----- Document segment

The nearest railway station is Manningtree, from where you can take the 92 bus to East Bergholt. The village is also on Route 1 on the National Cycle Network, as well as the South Suffolk Cycle Route.
Bear Manor Oast
Complete with an elegant old pub - The Chaser - and a flint-and-stone church that hosts a farmers’ market on Thursday mornings, Shipbourne near Sevenoaks is picture-pretty Kentish village. Here you can rent your own oast house, a round tower-like structure formerly used for drying hops. Bear Manor Oast is a neatly converted, self-contained building with kitchen and dining facilities on the ground floor and a comfortable bedroom above. Breakfast of cereals, bread and fruit is included in the cost Rooms: one bedroom Price: double room with breakfast from £65 per night
In the pretty village of Linton, just off the village green, this lovely traditional stone B&B has five very comfortable en-suite rooms and prides itself on high-quality, freshly-prepared breakfasts. There are pretty gardens and the patio’s a bit of a sun trap. Linton itself is pretty and unspoilt, and the Fountaine Inn is definitely worth a visit.
Hindon Organic Farm
Tucked away in a secluded valley on the National Trust Holnicote Estate, this 380-hectare stock farm is within touching distance of Minehead, Dunster, Porlock and the coast. The 18th-century farmhouse is furnished with delightful antiques and watercolours by a local artist; each of the three bedrooms (two en-suite doubles and a twin with private bathroom) has its own tree-themed name and individual style – choose ‘Oak’ for a long soak in a fabulous rolltop bath. No prizes for guessing where the breakfast bacon, sausages and eggs come from (just glance outside), while bread comes still warm from the oven. Doubles/twin £80 B&B
There can’t be too many places to stay in this world where you can arrive by steam train; this 250-acre farm has it’s own stop on the Talyllyn Narrow Gauge Railway! Hendy Farm is a family-run sheep and cattle farm on the edge of the Dyfi Biosphere and guests are free to roam the farmland and meet the animals. Three comfortable and homely bedrooms are decked out in floral bedspreads and pale yellow walls, and there’s a separate sitting room should guests want to stick their feet up. The seaside town of Tywyn is a short walk away and there’s plenty of walking opportunities from the door.
Shepherd's Hut by Secret Pond
Take a secluded, woodland site on an organic farm. Throw in a ‘secret’ pond. Add a Shepherd’s Hut supplied with a bed and a wood-burning stove and you’ve got a recipe for the perfect off-grid escape. The owners even throw in Wellies for use while you’re there. A toilet, shower and tea-making essentials are two minutes’ walk away in a stable block but the hut itself has no electricity. Part camping, part B&B, if you have romance in mind look no further. From £60 for two, B&B.

----------

Exercise details: Please copy the accommodation guide from "The nearest railway" to "Suffolk Cycle Route." and swap "Manningtree" for "Ipswich". The listing is separate material, apart from the accommodation guide.

----- Listed entries

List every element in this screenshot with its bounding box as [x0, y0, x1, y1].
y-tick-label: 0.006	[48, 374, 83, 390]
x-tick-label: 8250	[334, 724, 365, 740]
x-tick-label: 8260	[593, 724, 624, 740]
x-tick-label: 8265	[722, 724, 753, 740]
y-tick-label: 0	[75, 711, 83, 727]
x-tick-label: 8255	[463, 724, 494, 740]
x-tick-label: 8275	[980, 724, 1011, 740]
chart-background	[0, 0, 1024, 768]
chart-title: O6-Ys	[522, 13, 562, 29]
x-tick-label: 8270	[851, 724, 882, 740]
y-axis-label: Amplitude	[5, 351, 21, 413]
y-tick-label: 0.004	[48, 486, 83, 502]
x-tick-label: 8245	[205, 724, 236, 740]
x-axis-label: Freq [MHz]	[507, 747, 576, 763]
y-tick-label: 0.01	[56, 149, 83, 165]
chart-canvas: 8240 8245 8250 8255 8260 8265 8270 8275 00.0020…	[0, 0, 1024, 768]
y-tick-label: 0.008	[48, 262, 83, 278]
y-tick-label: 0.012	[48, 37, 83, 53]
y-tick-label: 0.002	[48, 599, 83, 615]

----------

Reply:
The nearest railway station is Ipswich, from where you can take the 92 bus to East Bergholt. The village is also on Route 1 on the National Cycle Network, as well as the South Suffolk Cycle Route.